### WHAT THIS TASK INVOLVES
Each line containing the word "Space" needs to be copied.

### AVAILABLE DATA

-- Start --

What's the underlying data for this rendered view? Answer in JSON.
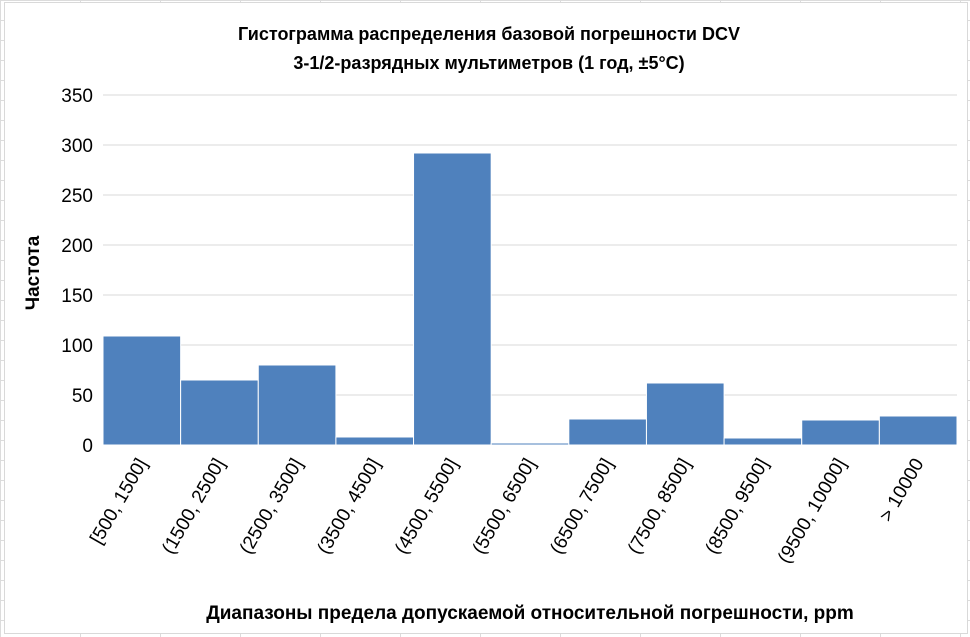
{
  "chart_data": {
    "type": "bar",
    "title_lines": [
      "Гистограмма распределения базовой погрешности DCV",
      "3-1/2-разрядных мультиметров (1 год, ±5°C)"
    ],
    "xlabel": "Диапазоны предела допускаемой относительной погрешности, ppm",
    "ylabel": "Частота",
    "categories": [
      "[500, 1500]",
      "(1500, 2500]",
      "(2500, 3500]",
      "(3500, 4500]",
      "(4500, 5500]",
      "(5500, 6500]",
      "(6500, 7500]",
      "(7500, 8500]",
      "(8500, 9500]",
      "(9500, 10000]",
      "> 10000"
    ],
    "values": [
      109,
      65,
      80,
      8,
      292,
      2,
      26,
      62,
      7,
      25,
      29
    ],
    "ylim": [
      0,
      350
    ],
    "yticks": [
      0,
      50,
      100,
      150,
      200,
      250,
      300,
      350
    ],
    "grid": true,
    "legend": "none",
    "bar_color": "#4f81bd"
  }
}
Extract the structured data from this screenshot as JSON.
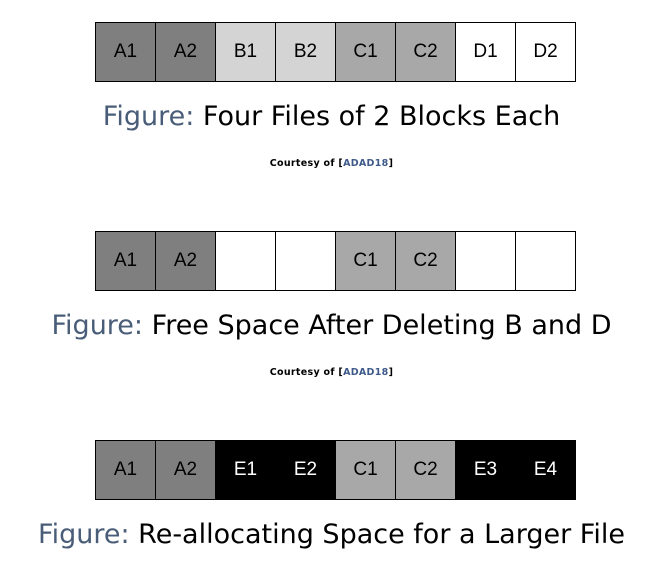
{
  "colors": {
    "dark_gray": "#7f7f7f",
    "light_gray": "#d4d4d4",
    "mid_gray": "#a8a8a8",
    "empty": "#ffffff",
    "black": "#000000",
    "caption_prefix": "#4a5d78",
    "citation": "#3e5a8a"
  },
  "figures": [
    {
      "blocks": [
        {
          "label": "A1",
          "fill": "dark_gray"
        },
        {
          "label": "A2",
          "fill": "dark_gray"
        },
        {
          "label": "B1",
          "fill": "light_gray"
        },
        {
          "label": "B2",
          "fill": "light_gray"
        },
        {
          "label": "C1",
          "fill": "mid_gray"
        },
        {
          "label": "C2",
          "fill": "mid_gray"
        },
        {
          "label": "D1",
          "fill": "empty"
        },
        {
          "label": "D2",
          "fill": "empty"
        }
      ],
      "caption_prefix": "Figure:",
      "caption_text": "Four Files of 2 Blocks Each",
      "courtesy_prefix": "Courtesy of [",
      "courtesy_cite": "ADAD18",
      "courtesy_suffix": "]"
    },
    {
      "blocks": [
        {
          "label": "A1",
          "fill": "dark_gray"
        },
        {
          "label": "A2",
          "fill": "dark_gray"
        },
        {
          "label": "",
          "fill": "empty"
        },
        {
          "label": "",
          "fill": "empty"
        },
        {
          "label": "C1",
          "fill": "mid_gray"
        },
        {
          "label": "C2",
          "fill": "mid_gray"
        },
        {
          "label": "",
          "fill": "empty"
        },
        {
          "label": "",
          "fill": "empty"
        }
      ],
      "caption_prefix": "Figure:",
      "caption_text": "Free Space After Deleting B and D",
      "courtesy_prefix": "Courtesy of [",
      "courtesy_cite": "ADAD18",
      "courtesy_suffix": "]"
    },
    {
      "blocks": [
        {
          "label": "A1",
          "fill": "dark_gray"
        },
        {
          "label": "A2",
          "fill": "dark_gray"
        },
        {
          "label": "E1",
          "fill": "black"
        },
        {
          "label": "E2",
          "fill": "black"
        },
        {
          "label": "C1",
          "fill": "mid_gray"
        },
        {
          "label": "C2",
          "fill": "mid_gray"
        },
        {
          "label": "E3",
          "fill": "black"
        },
        {
          "label": "E4",
          "fill": "black"
        }
      ],
      "caption_prefix": "Figure:",
      "caption_text": "Re-allocating Space for a Larger File"
    }
  ]
}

-- End --

### OUTPUT BELOW
      "caption_text": "Free Space After Deleting B and D",
      "caption_text": "Re-allocating Space for a Larger File"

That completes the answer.